=== PASSAGE ===
/---
Australia’s fixation with asylum seekers arriving by boat has cost taxpayers nearly $2.4b since 2000, according to Budget and ANAO documents.
The expenditure includes spending to deter, process and most of all detain asylum seekers who have arrived by boat. Mandatory detention of asylum seekers was first introduced by the Keating Government and continued and expanded under the Howard Government, with a proliferation of offshore detention sites designed to punish asylum seekers and deter others from coming.
The $2.4 billion cost is separate from spending on detention facilities for other detainees such as asylum seekers who arrive by air, or visa overstayers — most years, the latter exceed maritime arrivals by a factor of ten or more.
The cost also does not include hundreds of millions spent on border security measures adopted under the Howard Government, nor the cost of conducting and carrying out the recommendations of the Comrie and Palmer Reports into the treatment of Cornelia Rau and Vivian Solon by the Immigration Department.
The cost of establishing and maintaining facilities on Nauru, where asylum seekers were detained before inevitably being allowed to live in Australia, still remains a mystery. It was kept out of the Budget papers by the Howard Government; in fact, bizarrely, the cost of the Nauru facility is a net negative in the Department of Immigration’s Budget papers since 2000, with over $35m in savings booked from the operation of the facility in 2006 — when it held two Iraqi asylum seekers — and a cost of $10m appearing as a Budget measure the following year, for continuation of the facility. Some of the facility’s original funding came from the AusAID budget.
Non-government sources have since estimated the cost of the Nauru facility at $1b over five years; a far higher figure than that offered by an Immigration spokesman in 2006, who provided a “preliminary estimate” that the facility cost around $1 million a month regardless of whether there were any inmates. The Coalition has consistently refused to provide a costing for its current proposal to reopen Nauru as a holding centre for asylum seekers. A plausible costing for the operation of the Nauru facility pushes the cost of the policy to over $2.5 billion.
Also problematic is the cost of the construction of the upgraded detention facility on Christmas Island, one of the many expensive bungles investigated by the Howard Government that received critical reports by the Auditor-General. The cost of the facility has an uncertain existence in the Immigration Budget papers, appearing only fleetingly from year to year. That’s because the construction of the facility was primarily overseen by the Department of Finance, with funding also going via the then-Department Transport and Regional Services.
The project was originally costed at just under $200m but, according to the ANAO, ended up costing $317m due to poor management by the Department of Finance. Another $200m has been spent in the last two years to further increase accommodation on Christmas Island and provide other detention facilities.
\---
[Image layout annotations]
/---
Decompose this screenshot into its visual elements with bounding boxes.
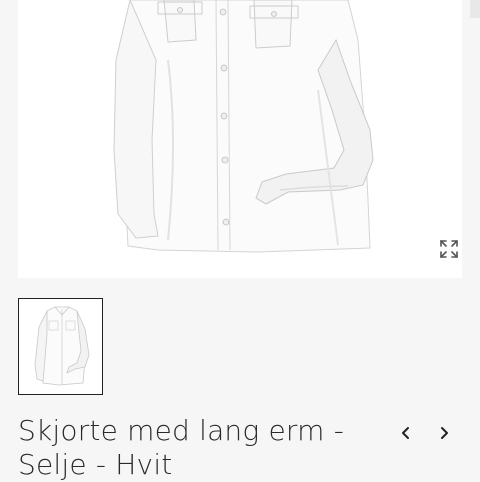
- scroll-edge: [470, 0, 480, 18]
- thumbnail-image[interactable]: [18, 298, 103, 395]
- next-product-button[interactable]: [431, 420, 457, 446]
- product-main-image[interactable]: [18, 0, 462, 278]
- chevron-left-icon: [402, 427, 409, 439]
- expand-arrows-icon[interactable]: [438, 238, 460, 260]
- shirt-image: [113, 0, 374, 253]
- product-title-line1: Skjorte med lang erm -: [18, 414, 345, 447]
- shirt-thumbnail: [34, 306, 90, 386]
- product-title-line2: Selje - Hvit: [18, 448, 173, 481]
- chevron-right-icon: [441, 427, 448, 439]
- previous-product-button[interactable]: [393, 420, 419, 446]
- product-title: Skjorte med lang erm - Selje - Hvit: [18, 414, 378, 482]
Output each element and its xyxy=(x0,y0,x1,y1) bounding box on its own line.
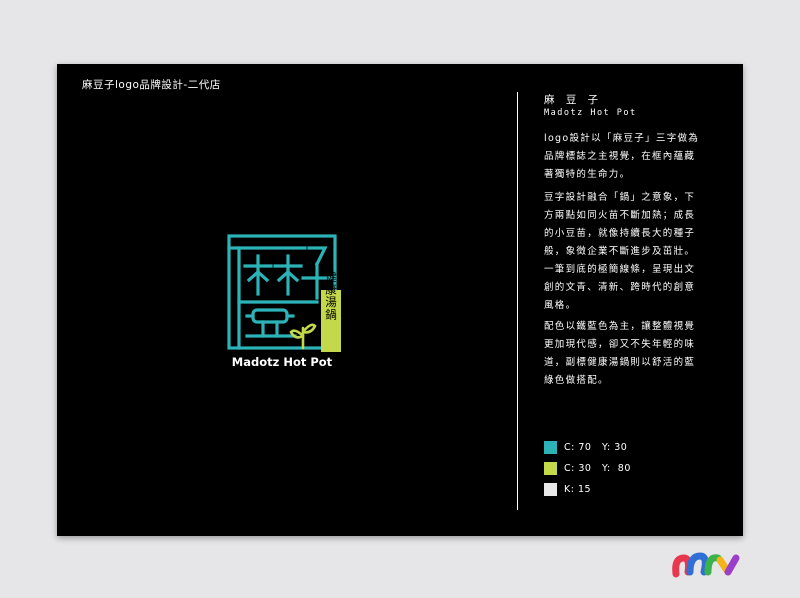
swatch-row: C: 70 Y: 30 xyxy=(544,437,631,458)
swatch-label: C: 30 Y: 80 xyxy=(564,463,631,474)
vertical-divider xyxy=(517,92,518,510)
color-swatches: C: 70 Y: 30 C: 30 Y: 80 K: 15 xyxy=(544,437,631,500)
swatch-light-gray xyxy=(544,483,557,496)
brand-name: 麻 豆 子 xyxy=(544,94,603,106)
swatch-lime xyxy=(544,462,557,475)
logo-wordmark: Madotz Hot Pot xyxy=(232,355,333,369)
logo-badge-text: 健康湯鍋 xyxy=(324,271,338,321)
swatch-label: K: 15 xyxy=(564,484,592,495)
swatch-row: C: 30 Y: 80 xyxy=(544,458,631,479)
brand-english-name: Madotz Hot Pot xyxy=(544,108,637,118)
description-paragraph-1: logo設計以「麻豆子」三字做為 品牌標誌之主視覺，在框內蘊藏 著獨特的生命力。 xyxy=(544,133,700,180)
madotz-logo: 健康湯鍋 Madotz Hot Pot xyxy=(227,234,341,369)
swatch-teal xyxy=(544,441,557,454)
card-title: 麻豆子logo品牌設計-二代店 xyxy=(82,79,221,91)
description-column: 麻 豆 子 Madotz Hot Pot logo設計以「麻豆子」三字做為 品牌… xyxy=(544,92,734,496)
presentation-card: 麻豆子logo品牌設計-二代店 健康湯鍋 Madotz Hot Pot 麻 豆 … xyxy=(57,64,743,536)
swatch-row: K: 15 xyxy=(544,479,631,500)
studio-watermark-logo xyxy=(672,552,740,578)
swatch-label: C: 70 Y: 30 xyxy=(564,442,628,453)
description-paragraph-3: 配色以鐵藍色為主，讓整體視覺 更加現代感，卻又不失年輕的味 道，副標健康湯鍋則以… xyxy=(544,321,696,386)
logo-frame xyxy=(227,234,337,350)
description-paragraph-2: 豆字設計融合「鍋」之意象，下 方兩點如同火苗不斷加熱；成長 的小豆苗，就像持續長… xyxy=(544,192,696,311)
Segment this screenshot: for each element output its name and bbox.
\---
=== WHAT YOU HAVE TO DO ===
Condense the paragraph starting "The cost of establishing and maintaining facilities on Nauru" from the article on asylum seeker boat arrival costs, keeping its main facts.

=== WRITTEN RESPONSE ===
The cost of setting up and running the Nauru facilities, where asylum seekers were held before inevitably being allowed to live in Australia, remains unknown. The Howard Government kept it out of the Budget papers. Since 2000 the facility has oddly appeared as a net negative in the Department of Immigration's Budget papers: over $35m in savings was booked in 2006, when it held two Iraqi asylum seekers, and a $10m cost to continue it appeared the following year. Part of its original funding came from the AusAID budget.